• [Extracted records]
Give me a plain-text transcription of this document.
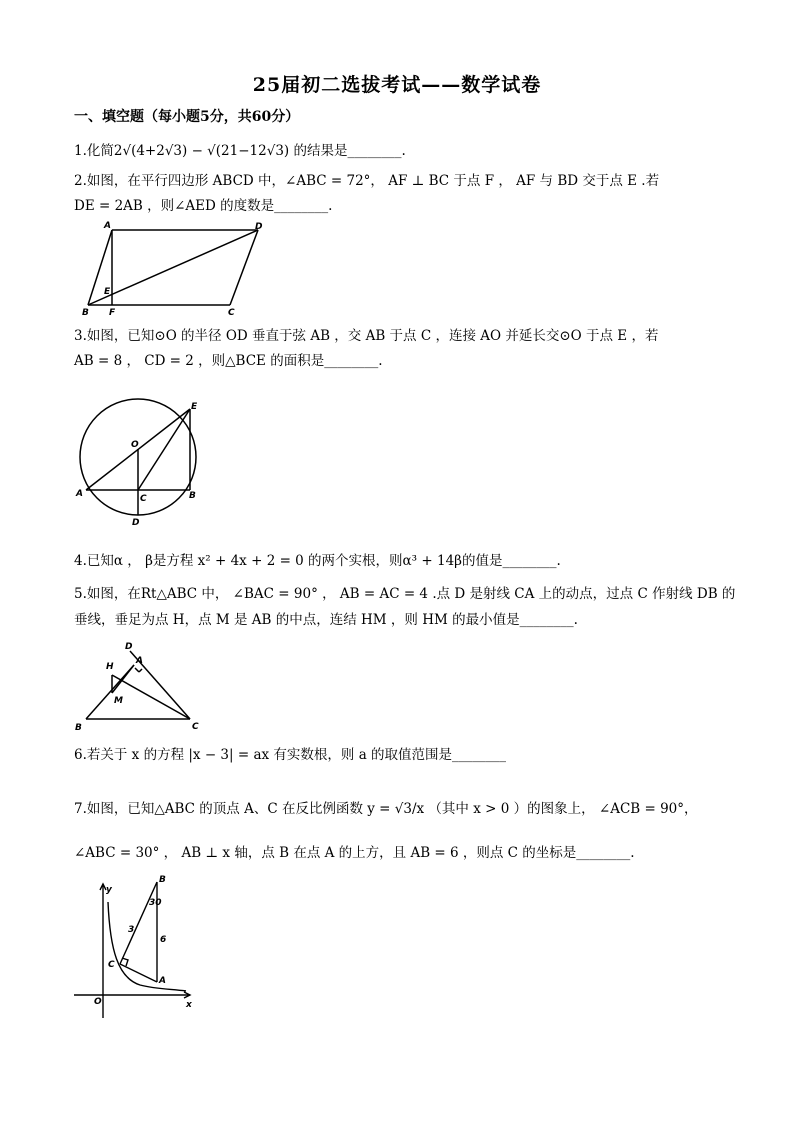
25届初二选拔考试——数学试卷
一、填空题（每小题5分，共60分）
1.化简2√(4+2√3) − √(21−12√3) 的结果是________.
2.如图，在平行四边形 ABCD 中，∠ABC = 72°， AF ⊥ BC 于点 F ， AF 与 BD 交于点 E .若
DE = 2AB ，则∠AED 的度数是________.
A	D
B F	C
E
3.如图，已知⊙O 的半径 OD 垂直于弦 AB ，交 AB 于点 C ，连接 AO 并延长交⊙O 于点 E ，若
AB = 8 ， CD = 2 ，则△BCE 的面积是________.
O
E
A	C	B
D
4.已知α ， β是方程 x² + 4x + 2 = 0 的两个实根，则α³ + 14β的值是________.
5.如图，在Rt△ABC 中， ∠BAC = 90° ， AB = AC = 4 .点 D 是射线 CA 上的动点，过点 C 作射线 DB 的
垂线，垂足为点 H，点 M 是 AB 的中点，连结 HM ，则 HM 的最小值是________.
D
A
H
M
B	C
6.若关于 x 的方程 |x − 3| = ax 有实数根，则 a 的取值范围是________
7.如图，已知△ABC 的顶点 A、C 在反比例函数 y = √3/x （其中 x > 0 ）的图象上， ∠ACB = 90°，
∠ABC = 30° ， AB ⊥ x 轴，点 B 在点 A 的上方，且 AB = 6 ，则点 C 的坐标是________.
y
x
O
B
A
C
30
3
6
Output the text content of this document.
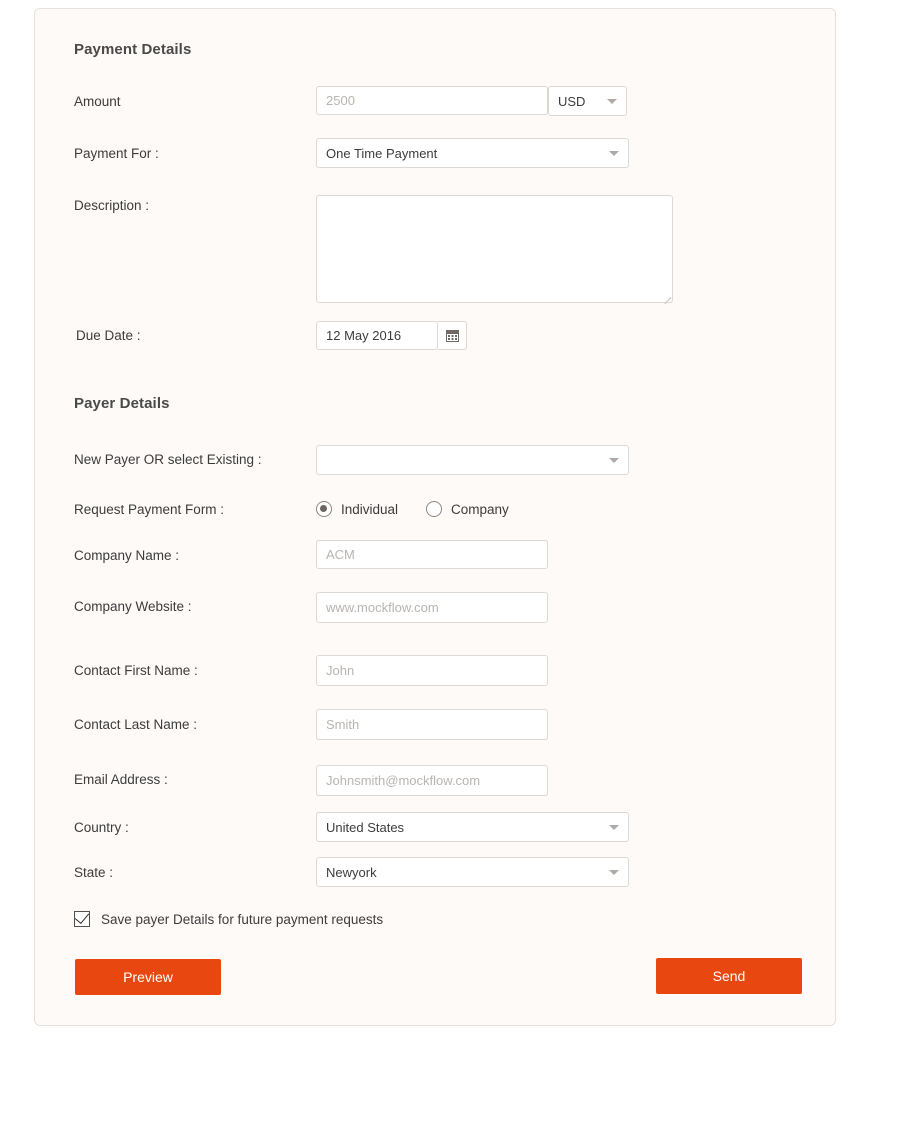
Payment Details
Amount
2500	USD
Payment For :	One Time Payment
Description :
Due Date :
12 May 2016
Payer Details
New Payer OR select Existing :
Request Payment Form :	Individual	Company
Company Name :
ACM
Company Website :
www.mockflow.com
Contact First Name :
John
Contact Last Name :
Smith
Email Address :
Johnsmith@mockflow.com
Country :	United States
State :	Newyork
Save payer Details for future payment requests
Preview	Send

• [What the task requires] Working from the material above, state how many lines contain "Company"; give only the number.

• [Full output] 3